**Dataset excerpts:**
####################
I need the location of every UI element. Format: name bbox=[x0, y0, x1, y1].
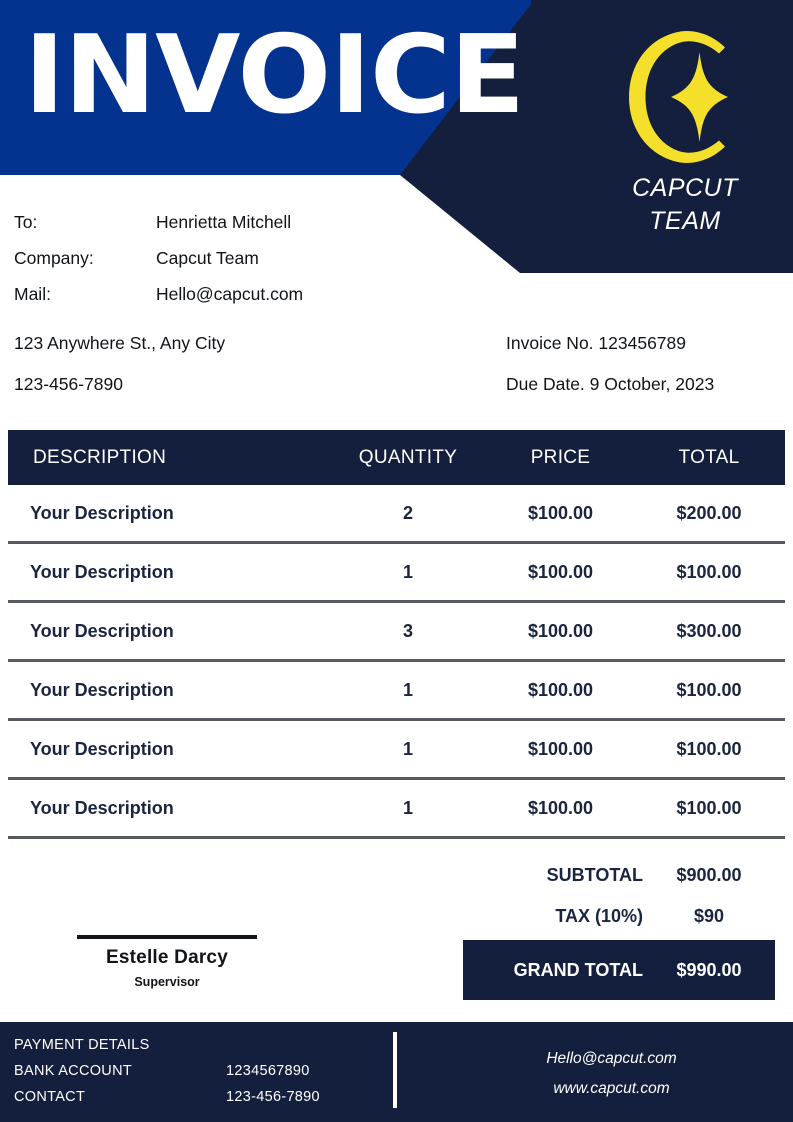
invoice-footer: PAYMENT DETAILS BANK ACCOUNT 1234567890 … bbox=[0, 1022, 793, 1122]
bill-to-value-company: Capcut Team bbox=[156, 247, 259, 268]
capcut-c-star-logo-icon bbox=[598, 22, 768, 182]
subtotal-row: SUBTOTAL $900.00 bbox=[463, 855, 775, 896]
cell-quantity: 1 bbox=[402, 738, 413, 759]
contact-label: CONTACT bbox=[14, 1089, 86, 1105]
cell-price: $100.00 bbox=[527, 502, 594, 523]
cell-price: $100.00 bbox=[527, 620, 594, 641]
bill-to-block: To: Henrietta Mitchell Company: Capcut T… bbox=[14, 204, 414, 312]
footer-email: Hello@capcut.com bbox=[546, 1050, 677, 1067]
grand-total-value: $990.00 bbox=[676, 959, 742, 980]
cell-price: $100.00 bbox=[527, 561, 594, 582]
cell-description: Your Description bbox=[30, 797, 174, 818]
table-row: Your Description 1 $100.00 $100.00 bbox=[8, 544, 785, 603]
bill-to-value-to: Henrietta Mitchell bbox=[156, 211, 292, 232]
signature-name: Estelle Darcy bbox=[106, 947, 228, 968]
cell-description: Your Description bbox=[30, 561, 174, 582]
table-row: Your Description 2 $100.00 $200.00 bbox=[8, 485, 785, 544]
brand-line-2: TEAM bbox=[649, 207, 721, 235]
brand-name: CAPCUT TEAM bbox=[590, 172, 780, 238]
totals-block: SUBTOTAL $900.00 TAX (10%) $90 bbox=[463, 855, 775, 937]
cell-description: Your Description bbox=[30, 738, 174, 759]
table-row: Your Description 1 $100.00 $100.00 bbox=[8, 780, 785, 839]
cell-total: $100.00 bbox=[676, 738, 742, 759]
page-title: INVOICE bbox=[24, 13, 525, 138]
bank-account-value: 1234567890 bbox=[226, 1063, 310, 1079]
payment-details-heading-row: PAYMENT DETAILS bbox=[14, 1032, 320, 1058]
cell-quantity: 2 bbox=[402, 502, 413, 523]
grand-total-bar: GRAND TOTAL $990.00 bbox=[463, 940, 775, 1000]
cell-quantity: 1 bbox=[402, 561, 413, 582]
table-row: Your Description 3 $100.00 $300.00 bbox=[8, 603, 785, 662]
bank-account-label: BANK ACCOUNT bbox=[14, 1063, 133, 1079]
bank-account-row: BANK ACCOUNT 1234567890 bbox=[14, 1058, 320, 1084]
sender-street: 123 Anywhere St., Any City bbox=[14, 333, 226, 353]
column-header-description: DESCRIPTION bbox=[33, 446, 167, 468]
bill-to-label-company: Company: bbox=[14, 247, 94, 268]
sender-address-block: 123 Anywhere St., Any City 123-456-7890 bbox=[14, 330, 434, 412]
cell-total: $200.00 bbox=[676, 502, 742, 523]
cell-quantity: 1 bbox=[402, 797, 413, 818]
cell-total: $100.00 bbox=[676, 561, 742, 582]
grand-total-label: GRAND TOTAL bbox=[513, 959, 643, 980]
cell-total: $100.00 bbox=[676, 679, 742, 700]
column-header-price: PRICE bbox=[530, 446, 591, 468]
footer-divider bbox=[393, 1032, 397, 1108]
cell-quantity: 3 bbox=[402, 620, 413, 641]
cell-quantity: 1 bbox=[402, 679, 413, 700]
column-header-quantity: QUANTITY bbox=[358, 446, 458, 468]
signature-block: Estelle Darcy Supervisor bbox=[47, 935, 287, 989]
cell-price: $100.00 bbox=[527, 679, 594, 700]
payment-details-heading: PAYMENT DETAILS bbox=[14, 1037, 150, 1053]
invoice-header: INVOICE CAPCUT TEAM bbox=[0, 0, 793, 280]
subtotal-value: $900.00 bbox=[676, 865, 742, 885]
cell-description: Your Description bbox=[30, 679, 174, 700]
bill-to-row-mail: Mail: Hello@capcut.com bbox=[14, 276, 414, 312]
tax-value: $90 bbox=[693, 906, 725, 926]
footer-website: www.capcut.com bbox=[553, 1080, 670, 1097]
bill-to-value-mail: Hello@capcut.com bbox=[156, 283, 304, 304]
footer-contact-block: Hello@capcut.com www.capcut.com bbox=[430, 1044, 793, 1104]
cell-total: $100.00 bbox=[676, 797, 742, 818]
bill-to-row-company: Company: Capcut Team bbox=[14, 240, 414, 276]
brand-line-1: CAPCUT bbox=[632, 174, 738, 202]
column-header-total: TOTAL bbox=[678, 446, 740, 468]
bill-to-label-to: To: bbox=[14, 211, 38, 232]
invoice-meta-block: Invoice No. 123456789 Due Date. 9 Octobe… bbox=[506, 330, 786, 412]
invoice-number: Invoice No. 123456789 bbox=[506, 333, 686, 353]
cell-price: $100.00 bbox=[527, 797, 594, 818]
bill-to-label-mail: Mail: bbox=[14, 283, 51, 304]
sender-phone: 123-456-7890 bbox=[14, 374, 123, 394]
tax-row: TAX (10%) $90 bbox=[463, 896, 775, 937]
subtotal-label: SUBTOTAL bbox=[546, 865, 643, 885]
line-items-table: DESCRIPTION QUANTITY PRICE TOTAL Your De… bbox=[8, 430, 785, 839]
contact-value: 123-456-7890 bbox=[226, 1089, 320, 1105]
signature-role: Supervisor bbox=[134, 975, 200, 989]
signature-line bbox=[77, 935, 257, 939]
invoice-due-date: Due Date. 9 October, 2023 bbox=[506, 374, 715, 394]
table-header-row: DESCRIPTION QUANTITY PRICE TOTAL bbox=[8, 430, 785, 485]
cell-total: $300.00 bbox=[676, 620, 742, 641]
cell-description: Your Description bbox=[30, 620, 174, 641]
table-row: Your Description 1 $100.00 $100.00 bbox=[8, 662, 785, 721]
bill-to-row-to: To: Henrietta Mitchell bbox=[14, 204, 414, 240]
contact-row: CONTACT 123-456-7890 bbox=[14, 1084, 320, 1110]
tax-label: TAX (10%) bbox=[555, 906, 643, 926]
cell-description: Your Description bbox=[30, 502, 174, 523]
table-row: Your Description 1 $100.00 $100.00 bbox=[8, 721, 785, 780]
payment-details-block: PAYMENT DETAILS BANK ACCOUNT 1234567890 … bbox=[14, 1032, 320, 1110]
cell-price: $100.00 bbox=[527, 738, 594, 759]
####################
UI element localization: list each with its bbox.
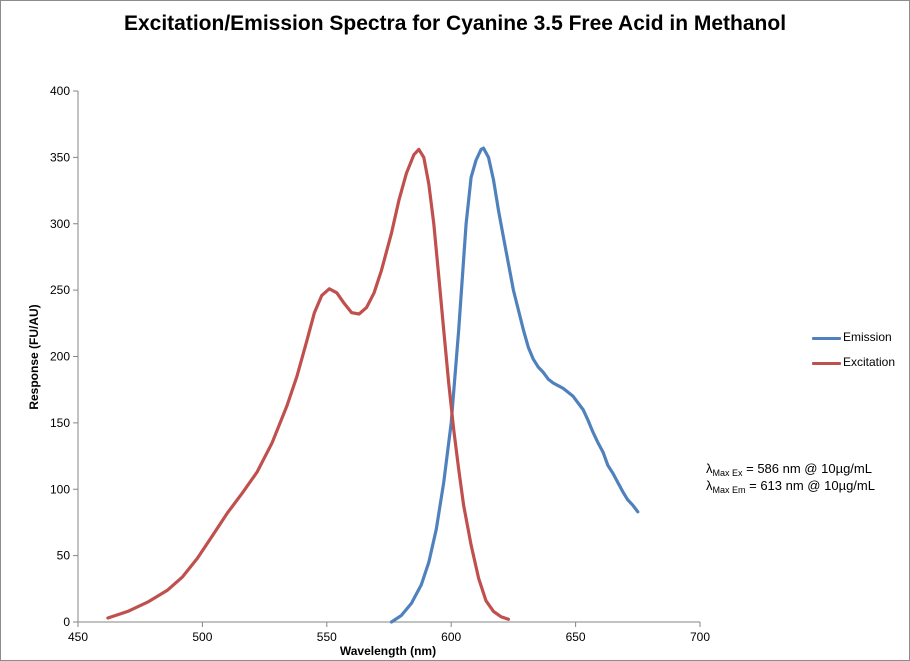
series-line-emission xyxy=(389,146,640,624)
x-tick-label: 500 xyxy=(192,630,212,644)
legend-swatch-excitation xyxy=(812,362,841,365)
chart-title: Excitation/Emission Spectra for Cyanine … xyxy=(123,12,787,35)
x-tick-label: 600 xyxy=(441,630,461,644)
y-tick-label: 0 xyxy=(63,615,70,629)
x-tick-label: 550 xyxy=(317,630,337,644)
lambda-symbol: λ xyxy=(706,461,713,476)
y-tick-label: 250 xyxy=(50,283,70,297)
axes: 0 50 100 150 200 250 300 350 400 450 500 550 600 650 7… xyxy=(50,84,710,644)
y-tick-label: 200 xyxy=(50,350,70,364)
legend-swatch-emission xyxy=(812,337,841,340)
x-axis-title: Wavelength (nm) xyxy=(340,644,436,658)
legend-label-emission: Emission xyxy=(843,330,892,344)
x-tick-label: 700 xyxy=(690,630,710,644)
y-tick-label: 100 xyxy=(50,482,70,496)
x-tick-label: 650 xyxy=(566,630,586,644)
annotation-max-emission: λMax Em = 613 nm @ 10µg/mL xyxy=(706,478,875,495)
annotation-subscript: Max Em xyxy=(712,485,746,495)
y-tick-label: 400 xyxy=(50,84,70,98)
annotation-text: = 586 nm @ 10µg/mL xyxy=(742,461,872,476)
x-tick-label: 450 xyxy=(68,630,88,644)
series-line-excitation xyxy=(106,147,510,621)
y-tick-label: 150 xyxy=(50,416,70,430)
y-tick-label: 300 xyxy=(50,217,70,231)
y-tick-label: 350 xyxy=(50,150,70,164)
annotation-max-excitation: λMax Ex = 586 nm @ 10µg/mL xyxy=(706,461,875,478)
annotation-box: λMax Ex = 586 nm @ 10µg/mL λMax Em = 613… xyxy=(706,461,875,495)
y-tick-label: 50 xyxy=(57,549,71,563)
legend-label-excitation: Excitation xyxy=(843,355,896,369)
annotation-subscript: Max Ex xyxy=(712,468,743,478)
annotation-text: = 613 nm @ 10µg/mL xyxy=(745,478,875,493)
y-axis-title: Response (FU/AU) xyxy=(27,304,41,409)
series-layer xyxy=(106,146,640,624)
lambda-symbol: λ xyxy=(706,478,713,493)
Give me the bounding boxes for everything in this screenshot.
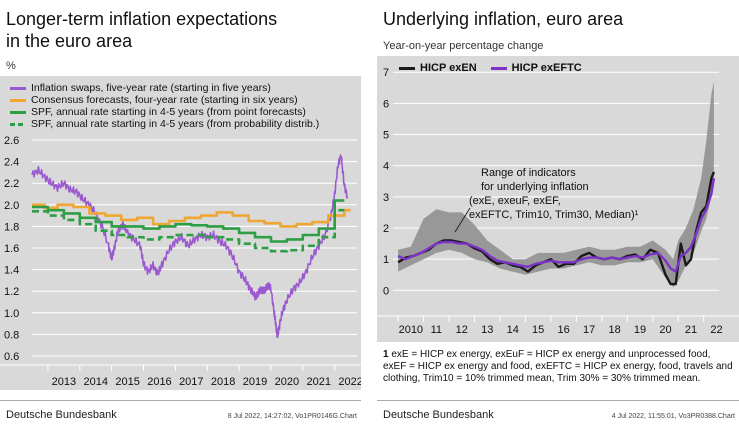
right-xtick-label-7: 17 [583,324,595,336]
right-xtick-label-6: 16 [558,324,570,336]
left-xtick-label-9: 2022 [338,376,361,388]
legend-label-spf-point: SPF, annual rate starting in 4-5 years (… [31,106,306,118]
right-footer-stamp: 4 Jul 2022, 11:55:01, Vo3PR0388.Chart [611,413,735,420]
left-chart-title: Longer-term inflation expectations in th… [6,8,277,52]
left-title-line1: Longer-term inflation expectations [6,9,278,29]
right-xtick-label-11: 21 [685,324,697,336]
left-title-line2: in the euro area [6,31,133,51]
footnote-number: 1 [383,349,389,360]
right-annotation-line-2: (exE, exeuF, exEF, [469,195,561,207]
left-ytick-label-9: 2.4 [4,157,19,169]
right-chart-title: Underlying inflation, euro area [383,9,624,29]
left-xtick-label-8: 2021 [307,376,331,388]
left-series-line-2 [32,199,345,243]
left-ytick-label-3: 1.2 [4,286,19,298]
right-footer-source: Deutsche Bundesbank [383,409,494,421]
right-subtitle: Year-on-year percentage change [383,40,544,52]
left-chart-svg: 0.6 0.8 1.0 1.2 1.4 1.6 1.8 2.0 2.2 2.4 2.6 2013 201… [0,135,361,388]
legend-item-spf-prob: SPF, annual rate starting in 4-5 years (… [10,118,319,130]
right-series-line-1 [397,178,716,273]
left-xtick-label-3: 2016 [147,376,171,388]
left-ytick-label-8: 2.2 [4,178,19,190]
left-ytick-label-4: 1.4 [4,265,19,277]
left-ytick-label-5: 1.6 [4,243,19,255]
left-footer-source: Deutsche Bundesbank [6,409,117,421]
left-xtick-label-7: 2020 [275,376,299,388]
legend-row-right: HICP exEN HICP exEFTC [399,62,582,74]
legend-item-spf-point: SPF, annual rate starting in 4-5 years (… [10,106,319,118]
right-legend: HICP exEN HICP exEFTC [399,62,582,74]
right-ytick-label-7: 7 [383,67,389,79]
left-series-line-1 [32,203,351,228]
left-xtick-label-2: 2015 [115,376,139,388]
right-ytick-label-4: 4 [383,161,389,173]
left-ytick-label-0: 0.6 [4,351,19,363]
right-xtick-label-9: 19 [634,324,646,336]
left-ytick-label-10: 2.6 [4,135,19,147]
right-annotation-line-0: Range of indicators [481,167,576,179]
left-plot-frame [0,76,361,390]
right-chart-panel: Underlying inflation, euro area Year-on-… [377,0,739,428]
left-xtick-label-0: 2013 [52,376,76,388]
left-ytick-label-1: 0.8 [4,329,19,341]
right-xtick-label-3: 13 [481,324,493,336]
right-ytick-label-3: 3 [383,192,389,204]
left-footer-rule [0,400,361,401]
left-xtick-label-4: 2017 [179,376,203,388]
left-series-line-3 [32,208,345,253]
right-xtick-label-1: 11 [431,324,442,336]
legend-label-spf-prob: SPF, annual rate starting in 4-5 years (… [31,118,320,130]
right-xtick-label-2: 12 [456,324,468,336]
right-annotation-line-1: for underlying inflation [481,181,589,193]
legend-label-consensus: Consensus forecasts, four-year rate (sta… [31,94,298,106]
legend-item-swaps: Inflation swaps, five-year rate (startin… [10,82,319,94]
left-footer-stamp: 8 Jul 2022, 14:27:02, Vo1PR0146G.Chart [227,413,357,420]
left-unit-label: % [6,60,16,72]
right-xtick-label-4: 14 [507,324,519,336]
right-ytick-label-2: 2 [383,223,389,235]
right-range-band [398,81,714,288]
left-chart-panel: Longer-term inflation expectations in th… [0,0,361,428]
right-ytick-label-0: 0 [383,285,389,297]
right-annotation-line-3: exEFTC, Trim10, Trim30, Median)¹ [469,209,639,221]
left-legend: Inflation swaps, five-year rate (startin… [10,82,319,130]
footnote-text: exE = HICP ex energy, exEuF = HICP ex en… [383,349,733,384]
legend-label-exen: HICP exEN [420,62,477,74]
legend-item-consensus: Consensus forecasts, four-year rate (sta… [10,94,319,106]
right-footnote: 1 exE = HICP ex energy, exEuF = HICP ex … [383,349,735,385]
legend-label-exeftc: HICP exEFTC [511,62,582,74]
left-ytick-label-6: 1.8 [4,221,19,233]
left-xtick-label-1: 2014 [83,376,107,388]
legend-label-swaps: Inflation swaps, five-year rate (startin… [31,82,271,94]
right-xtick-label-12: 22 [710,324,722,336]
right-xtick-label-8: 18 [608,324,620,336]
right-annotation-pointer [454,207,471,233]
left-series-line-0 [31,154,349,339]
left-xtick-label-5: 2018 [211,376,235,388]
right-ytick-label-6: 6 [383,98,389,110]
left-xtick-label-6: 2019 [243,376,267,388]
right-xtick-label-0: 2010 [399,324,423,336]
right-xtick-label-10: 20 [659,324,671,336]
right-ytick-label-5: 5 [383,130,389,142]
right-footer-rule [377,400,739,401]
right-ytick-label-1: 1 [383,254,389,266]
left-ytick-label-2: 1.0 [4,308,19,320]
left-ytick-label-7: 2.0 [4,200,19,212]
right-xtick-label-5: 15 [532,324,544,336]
####################
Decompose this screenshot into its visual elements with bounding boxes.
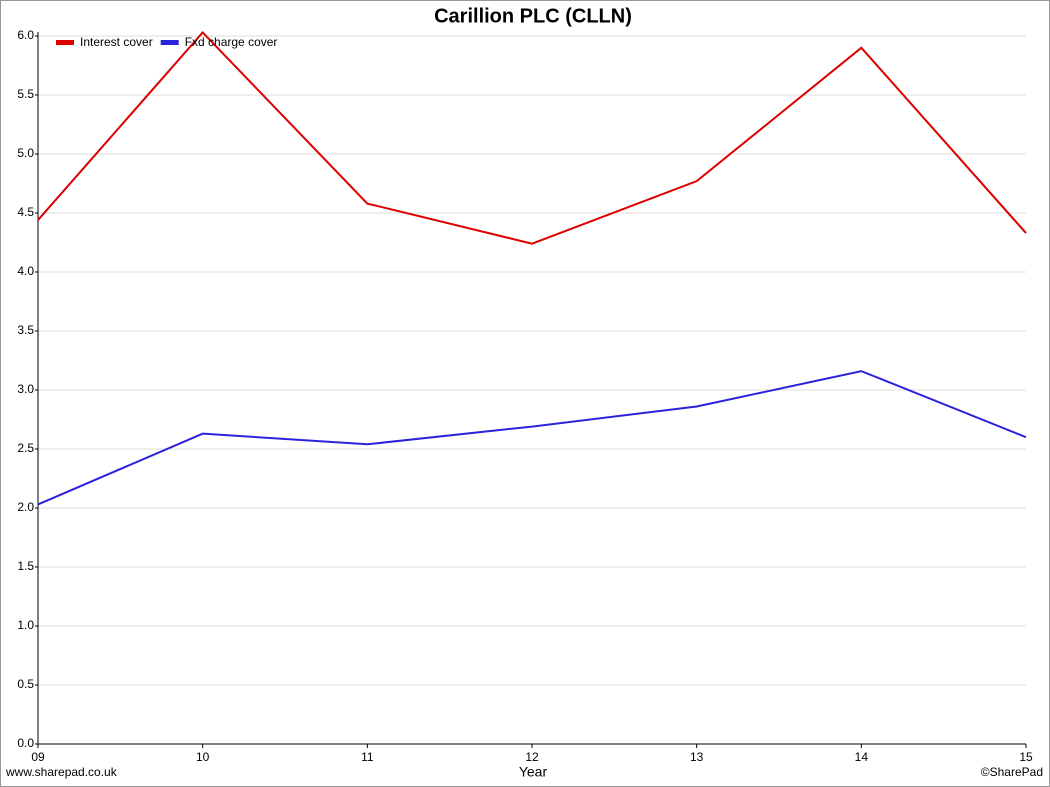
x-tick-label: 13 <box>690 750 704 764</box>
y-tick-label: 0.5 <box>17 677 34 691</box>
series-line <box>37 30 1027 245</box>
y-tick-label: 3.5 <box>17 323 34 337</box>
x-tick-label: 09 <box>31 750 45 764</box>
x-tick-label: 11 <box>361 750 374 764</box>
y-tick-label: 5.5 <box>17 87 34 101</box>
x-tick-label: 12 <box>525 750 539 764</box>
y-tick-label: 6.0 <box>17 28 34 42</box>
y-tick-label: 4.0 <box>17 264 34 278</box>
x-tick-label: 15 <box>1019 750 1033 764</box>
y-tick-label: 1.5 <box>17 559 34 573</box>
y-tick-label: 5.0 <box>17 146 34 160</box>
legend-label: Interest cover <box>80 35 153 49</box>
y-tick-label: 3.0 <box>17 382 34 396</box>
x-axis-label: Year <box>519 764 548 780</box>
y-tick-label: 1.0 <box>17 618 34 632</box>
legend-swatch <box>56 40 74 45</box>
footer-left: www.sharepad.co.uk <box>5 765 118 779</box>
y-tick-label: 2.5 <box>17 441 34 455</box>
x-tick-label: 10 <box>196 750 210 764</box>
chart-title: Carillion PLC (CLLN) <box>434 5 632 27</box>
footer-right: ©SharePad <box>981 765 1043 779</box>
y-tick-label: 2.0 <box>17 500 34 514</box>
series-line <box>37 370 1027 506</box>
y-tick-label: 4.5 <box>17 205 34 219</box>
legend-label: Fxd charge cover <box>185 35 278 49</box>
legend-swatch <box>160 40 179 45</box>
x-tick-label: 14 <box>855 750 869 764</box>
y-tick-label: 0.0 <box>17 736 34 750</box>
####################
How many lines in the items above contain the string "rate"? Case counts. Reply with the number alone.

9